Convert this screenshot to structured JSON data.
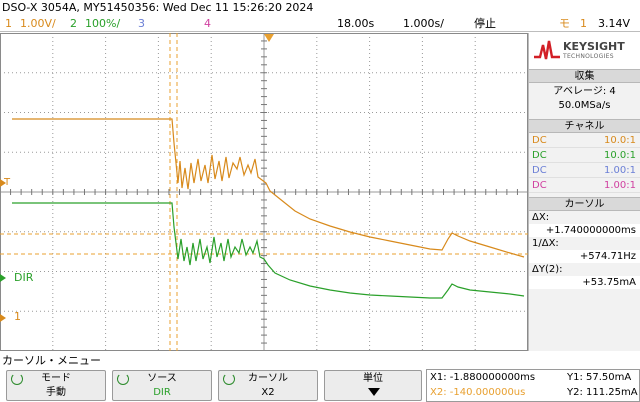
{
  "title": "DSO-X 3054A, MY51450356: Wed Dec 11 15:26:20 2024",
  "status": {
    "ch1_num": "1",
    "ch1_scale": "1.00V/",
    "ch2_num": "2",
    "ch2_scale": "100%/",
    "ch3_num": "3",
    "ch4_num": "4",
    "delay": "18.00s",
    "timebase": "1.000s/",
    "run_state": "停止",
    "trigger_mode": "モ",
    "trigger_ch": "1",
    "trigger_level": "3.14V"
  },
  "colors": {
    "ch1": "#d88a1c",
    "ch2": "#2aa02a",
    "ch3": "#6b7fd6",
    "ch4": "#d040a0",
    "cursor": "#e8a030"
  },
  "brand": {
    "name": "KEYSIGHT",
    "sub": "TECHNOLOGIES"
  },
  "acquire": {
    "header": "収集",
    "mode": "アベレージ: 4",
    "rate": "50.0MSa/s"
  },
  "channels": {
    "header": "チャネル",
    "rows": [
      {
        "coupling": "DC",
        "probe": "10.0:1"
      },
      {
        "coupling": "DC",
        "probe": "10.0:1"
      },
      {
        "coupling": "DC",
        "probe": "1.00:1"
      },
      {
        "coupling": "DC",
        "probe": "1.00:1"
      }
    ]
  },
  "cursors": {
    "header": "カーソル",
    "dx_label": "ΔX:",
    "dx_value": "+1.740000000ms",
    "inv_label": "1/ΔX:",
    "inv_value": "+574.71Hz",
    "dy_label": "ΔY(2):",
    "dy_value": "+53.75mA"
  },
  "trace_labels": {
    "ch2": "DIR",
    "ch1": "1",
    "trigger_marker": "T"
  },
  "menu": {
    "title": "カーソル・メニュー",
    "mode": {
      "label": "モード",
      "value": "手動"
    },
    "source": {
      "label": "ソース",
      "value": "DIR"
    },
    "cursor": {
      "label": "カーソル",
      "value": "X2"
    },
    "units": {
      "label": "単位"
    }
  },
  "readout": {
    "x1": "X1: -1.880000000ms",
    "x2": "X2: -140.000000us",
    "y1": "Y1: 57.50mA",
    "y2": "Y2: 111.25mA"
  }
}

WORK INSTRUCTIONS: Are you able to set down all the lines above exactly, without any pictures?

RIGHT ANSWER:
Convert this screenshot to structured JSON data.
{
  "title": "DSO-X 3054A, MY51450356: Wed Dec 11 15:26:20 2024",
  "status": {
    "ch1_num": "1",
    "ch1_scale": "1.00V/",
    "ch2_num": "2",
    "ch2_scale": "100%/",
    "ch3_num": "3",
    "ch4_num": "4",
    "delay": "18.00s",
    "timebase": "1.000s/",
    "run_state": "停止",
    "trigger_mode": "モ",
    "trigger_ch": "1",
    "trigger_level": "3.14V"
  },
  "colors": {
    "ch1": "#d88a1c",
    "ch2": "#2aa02a",
    "ch3": "#6b7fd6",
    "ch4": "#d040a0",
    "cursor": "#e8a030"
  },
  "brand": {
    "name": "KEYSIGHT",
    "sub": "TECHNOLOGIES"
  },
  "acquire": {
    "header": "収集",
    "mode": "アベレージ: 4",
    "rate": "50.0MSa/s"
  },
  "channels": {
    "header": "チャネル",
    "rows": [
      {
        "coupling": "DC",
        "probe": "10.0:1"
      },
      {
        "coupling": "DC",
        "probe": "10.0:1"
      },
      {
        "coupling": "DC",
        "probe": "1.00:1"
      },
      {
        "coupling": "DC",
        "probe": "1.00:1"
      }
    ]
  },
  "cursors": {
    "header": "カーソル",
    "dx_label": "ΔX:",
    "dx_value": "+1.740000000ms",
    "inv_label": "1/ΔX:",
    "inv_value": "+574.71Hz",
    "dy_label": "ΔY(2):",
    "dy_value": "+53.75mA"
  },
  "trace_labels": {
    "ch2": "DIR",
    "ch1": "1",
    "trigger_marker": "T"
  },
  "menu": {
    "title": "カーソル・メニュー",
    "mode": {
      "label": "モード",
      "value": "手動"
    },
    "source": {
      "label": "ソース",
      "value": "DIR"
    },
    "cursor": {
      "label": "カーソル",
      "value": "X2"
    },
    "units": {
      "label": "単位"
    }
  },
  "readout": {
    "x1": "X1: -1.880000000ms",
    "x2": "X2: -140.000000us",
    "y1": "Y1: 57.50mA",
    "y2": "Y2: 111.25mA"
  }
}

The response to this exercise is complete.